Return every record in full. Match each one exactly.
============================================================
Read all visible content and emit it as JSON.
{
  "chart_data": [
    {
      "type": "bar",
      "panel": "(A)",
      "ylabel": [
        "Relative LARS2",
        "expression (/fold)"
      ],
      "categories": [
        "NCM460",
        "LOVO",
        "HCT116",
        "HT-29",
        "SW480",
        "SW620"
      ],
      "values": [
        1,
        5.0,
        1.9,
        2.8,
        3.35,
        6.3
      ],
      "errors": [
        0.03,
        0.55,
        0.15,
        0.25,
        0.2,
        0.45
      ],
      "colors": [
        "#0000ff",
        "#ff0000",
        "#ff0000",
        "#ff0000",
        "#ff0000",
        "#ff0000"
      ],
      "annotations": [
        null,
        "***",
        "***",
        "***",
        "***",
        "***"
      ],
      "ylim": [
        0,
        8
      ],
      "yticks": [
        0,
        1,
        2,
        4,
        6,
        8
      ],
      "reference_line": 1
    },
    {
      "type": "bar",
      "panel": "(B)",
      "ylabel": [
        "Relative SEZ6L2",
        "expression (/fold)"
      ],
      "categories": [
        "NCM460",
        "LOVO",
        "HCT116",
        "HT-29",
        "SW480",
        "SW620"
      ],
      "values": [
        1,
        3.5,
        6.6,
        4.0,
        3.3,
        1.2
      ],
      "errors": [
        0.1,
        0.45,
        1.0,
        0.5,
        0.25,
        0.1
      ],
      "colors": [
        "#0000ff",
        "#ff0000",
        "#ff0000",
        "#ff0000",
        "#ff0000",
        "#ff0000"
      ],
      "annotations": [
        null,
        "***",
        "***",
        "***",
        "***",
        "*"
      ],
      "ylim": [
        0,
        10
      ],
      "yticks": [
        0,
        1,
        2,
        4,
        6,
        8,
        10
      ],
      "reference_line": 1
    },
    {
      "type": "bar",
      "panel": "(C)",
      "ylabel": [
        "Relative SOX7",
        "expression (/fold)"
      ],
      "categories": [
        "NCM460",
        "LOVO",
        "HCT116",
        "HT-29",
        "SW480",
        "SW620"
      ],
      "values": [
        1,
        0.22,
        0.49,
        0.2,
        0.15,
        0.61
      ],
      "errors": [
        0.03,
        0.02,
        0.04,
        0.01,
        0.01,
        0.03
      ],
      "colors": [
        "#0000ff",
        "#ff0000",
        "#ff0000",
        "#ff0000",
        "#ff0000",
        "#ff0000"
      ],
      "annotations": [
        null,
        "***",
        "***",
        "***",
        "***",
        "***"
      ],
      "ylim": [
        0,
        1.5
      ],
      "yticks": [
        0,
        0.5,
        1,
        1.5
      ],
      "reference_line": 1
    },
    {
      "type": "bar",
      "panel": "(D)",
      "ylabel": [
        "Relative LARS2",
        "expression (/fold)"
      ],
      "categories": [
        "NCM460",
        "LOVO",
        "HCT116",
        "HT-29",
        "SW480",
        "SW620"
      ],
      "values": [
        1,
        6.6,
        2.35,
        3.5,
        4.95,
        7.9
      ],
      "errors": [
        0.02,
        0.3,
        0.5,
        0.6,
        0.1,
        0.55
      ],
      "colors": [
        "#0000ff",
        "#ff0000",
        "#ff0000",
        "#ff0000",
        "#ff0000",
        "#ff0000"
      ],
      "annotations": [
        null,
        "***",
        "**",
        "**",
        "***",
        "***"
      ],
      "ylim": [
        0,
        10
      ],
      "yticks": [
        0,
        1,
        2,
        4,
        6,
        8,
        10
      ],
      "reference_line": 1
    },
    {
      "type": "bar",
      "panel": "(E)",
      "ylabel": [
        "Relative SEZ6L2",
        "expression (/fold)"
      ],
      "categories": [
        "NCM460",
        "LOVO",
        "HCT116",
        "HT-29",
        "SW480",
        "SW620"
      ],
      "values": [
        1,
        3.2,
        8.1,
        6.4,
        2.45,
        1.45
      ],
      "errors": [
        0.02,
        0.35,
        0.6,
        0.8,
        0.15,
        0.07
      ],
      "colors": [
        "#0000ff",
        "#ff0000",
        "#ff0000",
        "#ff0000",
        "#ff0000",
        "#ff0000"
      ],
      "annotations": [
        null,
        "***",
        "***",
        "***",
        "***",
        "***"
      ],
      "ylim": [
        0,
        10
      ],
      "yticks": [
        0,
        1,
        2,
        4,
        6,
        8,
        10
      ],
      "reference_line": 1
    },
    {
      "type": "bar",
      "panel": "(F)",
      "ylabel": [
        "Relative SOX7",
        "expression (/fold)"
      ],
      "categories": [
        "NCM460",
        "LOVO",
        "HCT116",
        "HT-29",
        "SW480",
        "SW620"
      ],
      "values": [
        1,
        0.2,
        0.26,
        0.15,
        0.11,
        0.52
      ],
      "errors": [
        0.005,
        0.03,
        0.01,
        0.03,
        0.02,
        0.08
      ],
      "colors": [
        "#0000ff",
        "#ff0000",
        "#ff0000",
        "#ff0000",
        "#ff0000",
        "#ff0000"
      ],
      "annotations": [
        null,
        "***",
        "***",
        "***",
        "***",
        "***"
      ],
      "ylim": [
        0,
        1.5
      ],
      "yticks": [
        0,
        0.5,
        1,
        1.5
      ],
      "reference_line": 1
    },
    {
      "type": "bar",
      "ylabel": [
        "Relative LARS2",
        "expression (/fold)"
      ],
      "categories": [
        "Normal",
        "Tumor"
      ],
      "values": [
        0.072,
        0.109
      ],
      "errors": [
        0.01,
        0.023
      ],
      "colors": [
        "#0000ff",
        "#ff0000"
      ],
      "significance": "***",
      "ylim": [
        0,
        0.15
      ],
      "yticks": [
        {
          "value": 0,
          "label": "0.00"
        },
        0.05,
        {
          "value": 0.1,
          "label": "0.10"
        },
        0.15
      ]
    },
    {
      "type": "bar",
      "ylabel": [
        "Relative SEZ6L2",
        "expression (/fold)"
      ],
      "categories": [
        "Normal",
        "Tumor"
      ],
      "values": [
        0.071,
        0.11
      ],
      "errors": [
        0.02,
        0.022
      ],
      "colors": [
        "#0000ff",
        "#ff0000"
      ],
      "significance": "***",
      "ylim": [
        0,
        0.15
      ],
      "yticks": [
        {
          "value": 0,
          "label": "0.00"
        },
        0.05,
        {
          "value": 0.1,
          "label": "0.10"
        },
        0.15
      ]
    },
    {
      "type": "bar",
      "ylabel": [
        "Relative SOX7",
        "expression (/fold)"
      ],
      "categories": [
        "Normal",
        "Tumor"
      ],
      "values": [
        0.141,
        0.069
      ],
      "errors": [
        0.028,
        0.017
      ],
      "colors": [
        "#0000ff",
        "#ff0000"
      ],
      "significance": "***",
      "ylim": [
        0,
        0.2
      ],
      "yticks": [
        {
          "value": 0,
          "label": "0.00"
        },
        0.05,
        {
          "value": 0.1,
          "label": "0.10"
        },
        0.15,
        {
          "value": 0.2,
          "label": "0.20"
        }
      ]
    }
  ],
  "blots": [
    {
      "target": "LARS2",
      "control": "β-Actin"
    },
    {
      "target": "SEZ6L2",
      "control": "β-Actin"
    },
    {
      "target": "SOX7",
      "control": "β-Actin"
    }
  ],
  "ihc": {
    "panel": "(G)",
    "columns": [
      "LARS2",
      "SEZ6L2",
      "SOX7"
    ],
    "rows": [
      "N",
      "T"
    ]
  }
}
============================================================
**RESULT OF THE TASK**
Read all visible content and emit it as JSON.
{
  "chart_data": [
    {
      "type": "bar",
      "panel": "(A)",
      "ylabel": [
        "Relative LARS2",
        "expression (/fold)"
      ],
      "categories": [
        "NCM460",
        "LOVO",
        "HCT116",
        "HT-29",
        "SW480",
        "SW620"
      ],
      "values": [
        1,
        5.0,
        1.9,
        2.8,
        3.35,
        6.3
      ],
      "errors": [
        0.03,
        0.55,
        0.15,
        0.25,
        0.2,
        0.45
      ],
      "colors": [
        "#0000ff",
        "#ff0000",
        "#ff0000",
        "#ff0000",
        "#ff0000",
        "#ff0000"
      ],
      "annotations": [
        null,
        "***",
        "***",
        "***",
        "***",
        "***"
      ],
      "ylim": [
        0,
        8
      ],
      "yticks": [
        0,
        1,
        2,
        4,
        6,
        8
      ],
      "reference_line": 1
    },
    {
      "type": "bar",
      "panel": "(B)",
      "ylabel": [
        "Relative SEZ6L2",
        "expression (/fold)"
      ],
      "categories": [
        "NCM460",
        "LOVO",
        "HCT116",
        "HT-29",
        "SW480",
        "SW620"
      ],
      "values": [
        1,
        3.5,
        6.6,
        4.0,
        3.3,
        1.2
      ],
      "errors": [
        0.1,
        0.45,
        1.0,
        0.5,
        0.25,
        0.1
      ],
      "colors": [
        "#0000ff",
        "#ff0000",
        "#ff0000",
        "#ff0000",
        "#ff0000",
        "#ff0000"
      ],
      "annotations": [
        null,
        "***",
        "***",
        "***",
        "***",
        "*"
      ],
      "ylim": [
        0,
        10
      ],
      "yticks": [
        0,
        1,
        2,
        4,
        6,
        8,
        10
      ],
      "reference_line": 1
    },
    {
      "type": "bar",
      "panel": "(C)",
      "ylabel": [
        "Relative SOX7",
        "expression (/fold)"
      ],
      "categories": [
        "NCM460",
        "LOVO",
        "HCT116",
        "HT-29",
        "SW480",
        "SW620"
      ],
      "values": [
        1,
        0.22,
        0.49,
        0.2,
        0.15,
        0.61
      ],
      "errors": [
        0.03,
        0.02,
        0.04,
        0.01,
        0.01,
        0.03
      ],
      "colors": [
        "#0000ff",
        "#ff0000",
        "#ff0000",
        "#ff0000",
        "#ff0000",
        "#ff0000"
      ],
      "annotations": [
        null,
        "***",
        "***",
        "***",
        "***",
        "***"
      ],
      "ylim": [
        0,
        1.5
      ],
      "yticks": [
        0,
        0.5,
        1,
        1.5
      ],
      "reference_line": 1
    },
    {
      "type": "bar",
      "panel": "(D)",
      "ylabel": [
        "Relative LARS2",
        "expression (/fold)"
      ],
      "categories": [
        "NCM460",
        "LOVO",
        "HCT116",
        "HT-29",
        "SW480",
        "SW620"
      ],
      "values": [
        1,
        6.6,
        2.35,
        3.5,
        4.95,
        7.9
      ],
      "errors": [
        0.02,
        0.3,
        0.5,
        0.6,
        0.1,
        0.55
      ],
      "colors": [
        "#0000ff",
        "#ff0000",
        "#ff0000",
        "#ff0000",
        "#ff0000",
        "#ff0000"
      ],
      "annotations": [
        null,
        "***",
        "**",
        "**",
        "***",
        "***"
      ],
      "ylim": [
        0,
        10
      ],
      "yticks": [
        0,
        1,
        2,
        4,
        6,
        8,
        10
      ],
      "reference_line": 1
    },
    {
      "type": "bar",
      "panel": "(E)",
      "ylabel": [
        "Relative SEZ6L2",
        "expression (/fold)"
      ],
      "categories": [
        "NCM460",
        "LOVO",
        "HCT116",
        "HT-29",
        "SW480",
        "SW620"
      ],
      "values": [
        1,
        3.2,
        8.1,
        6.4,
        2.45,
        1.45
      ],
      "errors": [
        0.02,
        0.35,
        0.6,
        0.8,
        0.15,
        0.07
      ],
      "colors": [
        "#0000ff",
        "#ff0000",
        "#ff0000",
        "#ff0000",
        "#ff0000",
        "#ff0000"
      ],
      "annotations": [
        null,
        "***",
        "***",
        "***",
        "***",
        "***"
      ],
      "ylim": [
        0,
        10
      ],
      "yticks": [
        0,
        1,
        2,
        4,
        6,
        8,
        10
      ],
      "reference_line": 1
    },
    {
      "type": "bar",
      "panel": "(F)",
      "ylabel": [
        "Relative SOX7",
        "expression (/fold)"
      ],
      "categories": [
        "NCM460",
        "LOVO",
        "HCT116",
        "HT-29",
        "SW480",
        "SW620"
      ],
      "values": [
        1,
        0.2,
        0.26,
        0.15,
        0.11,
        0.52
      ],
      "errors": [
        0.005,
        0.03,
        0.01,
        0.03,
        0.02,
        0.08
      ],
      "colors": [
        "#0000ff",
        "#ff0000",
        "#ff0000",
        "#ff0000",
        "#ff0000",
        "#ff0000"
      ],
      "annotations": [
        null,
        "***",
        "***",
        "***",
        "***",
        "***"
      ],
      "ylim": [
        0,
        1.5
      ],
      "yticks": [
        0,
        0.5,
        1,
        1.5
      ],
      "reference_line": 1
    },
    {
      "type": "bar",
      "ylabel": [
        "Relative LARS2",
        "expression (/fold)"
      ],
      "categories": [
        "Normal",
        "Tumor"
      ],
      "values": [
        0.072,
        0.109
      ],
      "errors": [
        0.01,
        0.023
      ],
      "colors": [
        "#0000ff",
        "#ff0000"
      ],
      "significance": "***",
      "ylim": [
        0,
        0.15
      ],
      "yticks": [
        {
          "value": 0,
          "label": "0.00"
        },
        0.05,
        {
          "value": 0.1,
          "label": "0.10"
        },
        0.15
      ]
    },
    {
      "type": "bar",
      "ylabel": [
        "Relative SEZ6L2",
        "expression (/fold)"
      ],
      "categories": [
        "Normal",
        "Tumor"
      ],
      "values": [
        0.071,
        0.11
      ],
      "errors": [
        0.02,
        0.022
      ],
      "colors": [
        "#0000ff",
        "#ff0000"
      ],
      "significance": "***",
      "ylim": [
        0,
        0.15
      ],
      "yticks": [
        {
          "value": 0,
          "label": "0.00"
        },
        0.05,
        {
          "value": 0.1,
          "label": "0.10"
        },
        0.15
      ]
    },
    {
      "type": "bar",
      "ylabel": [
        "Relative SOX7",
        "expression (/fold)"
      ],
      "categories": [
        "Normal",
        "Tumor"
      ],
      "values": [
        0.141,
        0.069
      ],
      "errors": [
        0.028,
        0.017
      ],
      "colors": [
        "#0000ff",
        "#ff0000"
      ],
      "significance": "***",
      "ylim": [
        0,
        0.2
      ],
      "yticks": [
        {
          "value": 0,
          "label": "0.00"
        },
        0.05,
        {
          "value": 0.1,
          "label": "0.10"
        },
        0.15,
        {
          "value": 0.2,
          "label": "0.20"
        }
      ]
    }
  ],
  "blots": [
    {
      "target": "LARS2",
      "control": "β-Actin"
    },
    {
      "target": "SEZ6L2",
      "control": "β-Actin"
    },
    {
      "target": "SOX7",
      "control": "β-Actin"
    }
  ],
  "ihc": {
    "panel": "(G)",
    "columns": [
      "LARS2",
      "SEZ6L2",
      "SOX7"
    ],
    "rows": [
      "N",
      "T"
    ]
  }
}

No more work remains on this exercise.